▶ **TASK DETAILS**: The data must be written out once more, precisely as given.

Start EXTRACTED ENTRIES

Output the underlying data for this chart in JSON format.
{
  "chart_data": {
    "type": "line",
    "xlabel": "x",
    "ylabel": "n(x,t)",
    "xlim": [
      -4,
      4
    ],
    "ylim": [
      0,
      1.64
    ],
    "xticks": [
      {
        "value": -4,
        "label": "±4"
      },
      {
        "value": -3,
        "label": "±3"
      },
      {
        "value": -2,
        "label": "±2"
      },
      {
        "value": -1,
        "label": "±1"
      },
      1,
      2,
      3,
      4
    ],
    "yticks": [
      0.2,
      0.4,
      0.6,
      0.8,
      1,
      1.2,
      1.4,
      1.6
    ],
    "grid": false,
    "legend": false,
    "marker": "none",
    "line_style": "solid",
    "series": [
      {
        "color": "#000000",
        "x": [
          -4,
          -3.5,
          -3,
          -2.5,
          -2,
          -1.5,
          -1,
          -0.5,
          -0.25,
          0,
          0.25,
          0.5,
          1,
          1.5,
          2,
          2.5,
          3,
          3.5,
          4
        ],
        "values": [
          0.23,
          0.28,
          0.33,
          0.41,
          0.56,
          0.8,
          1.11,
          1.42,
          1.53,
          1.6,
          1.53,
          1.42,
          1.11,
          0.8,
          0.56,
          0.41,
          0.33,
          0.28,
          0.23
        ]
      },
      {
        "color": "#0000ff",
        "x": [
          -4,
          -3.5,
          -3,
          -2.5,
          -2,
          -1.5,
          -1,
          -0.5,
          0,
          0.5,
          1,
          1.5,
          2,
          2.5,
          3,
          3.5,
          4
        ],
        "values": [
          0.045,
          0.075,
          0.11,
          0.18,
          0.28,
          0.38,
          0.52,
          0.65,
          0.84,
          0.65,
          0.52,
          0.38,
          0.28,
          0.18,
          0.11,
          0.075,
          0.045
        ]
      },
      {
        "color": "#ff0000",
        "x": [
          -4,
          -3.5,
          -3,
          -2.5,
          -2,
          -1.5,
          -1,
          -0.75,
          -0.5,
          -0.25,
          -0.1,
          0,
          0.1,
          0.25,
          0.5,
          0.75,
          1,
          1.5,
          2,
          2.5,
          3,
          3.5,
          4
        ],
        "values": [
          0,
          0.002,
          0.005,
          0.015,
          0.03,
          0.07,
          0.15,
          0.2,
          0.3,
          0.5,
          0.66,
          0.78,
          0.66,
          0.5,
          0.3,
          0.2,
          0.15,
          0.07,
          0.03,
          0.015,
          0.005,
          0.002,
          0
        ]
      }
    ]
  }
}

End EXTRACTED ENTRIES

▶ **FINISHED EXERCISE**:
Output the underlying data for this chart in JSON format.
{
  "chart_data": {
    "type": "line",
    "xlabel": "x",
    "ylabel": "n(x,t)",
    "xlim": [
      -4,
      4
    ],
    "ylim": [
      0,
      1.64
    ],
    "xticks": [
      {
        "value": -4,
        "label": "±4"
      },
      {
        "value": -3,
        "label": "±3"
      },
      {
        "value": -2,
        "label": "±2"
      },
      {
        "value": -1,
        "label": "±1"
      },
      1,
      2,
      3,
      4
    ],
    "yticks": [
      0.2,
      0.4,
      0.6,
      0.8,
      1,
      1.2,
      1.4,
      1.6
    ],
    "grid": false,
    "legend": false,
    "marker": "none",
    "line_style": "solid",
    "series": [
      {
        "color": "#000000",
        "x": [
          -4,
          -3.5,
          -3,
          -2.5,
          -2,
          -1.5,
          -1,
          -0.5,
          -0.25,
          0,
          0.25,
          0.5,
          1,
          1.5,
          2,
          2.5,
          3,
          3.5,
          4
        ],
        "values": [
          0.23,
          0.28,
          0.33,
          0.41,
          0.56,
          0.8,
          1.11,
          1.42,
          1.53,
          1.6,
          1.53,
          1.42,
          1.11,
          0.8,
          0.56,
          0.41,
          0.33,
          0.28,
          0.23
        ]
      },
      {
        "color": "#0000ff",
        "x": [
          -4,
          -3.5,
          -3,
          -2.5,
          -2,
          -1.5,
          -1,
          -0.5,
          0,
          0.5,
          1,
          1.5,
          2,
          2.5,
          3,
          3.5,
          4
        ],
        "values": [
          0.045,
          0.075,
          0.11,
          0.18,
          0.28,
          0.38,
          0.52,
          0.65,
          0.84,
          0.65,
          0.52,
          0.38,
          0.28,
          0.18,
          0.11,
          0.075,
          0.045
        ]
      },
      {
        "color": "#ff0000",
        "x": [
          -4,
          -3.5,
          -3,
          -2.5,
          -2,
          -1.5,
          -1,
          -0.75,
          -0.5,
          -0.25,
          -0.1,
          0,
          0.1,
          0.25,
          0.5,
          0.75,
          1,
          1.5,
          2,
          2.5,
          3,
          3.5,
          4
        ],
        "values": [
          0,
          0.002,
          0.005,
          0.015,
          0.03,
          0.07,
          0.15,
          0.2,
          0.3,
          0.5,
          0.66,
          0.78,
          0.66,
          0.5,
          0.3,
          0.2,
          0.15,
          0.07,
          0.03,
          0.015,
          0.005,
          0.002,
          0
        ]
      }
    ]
  }
}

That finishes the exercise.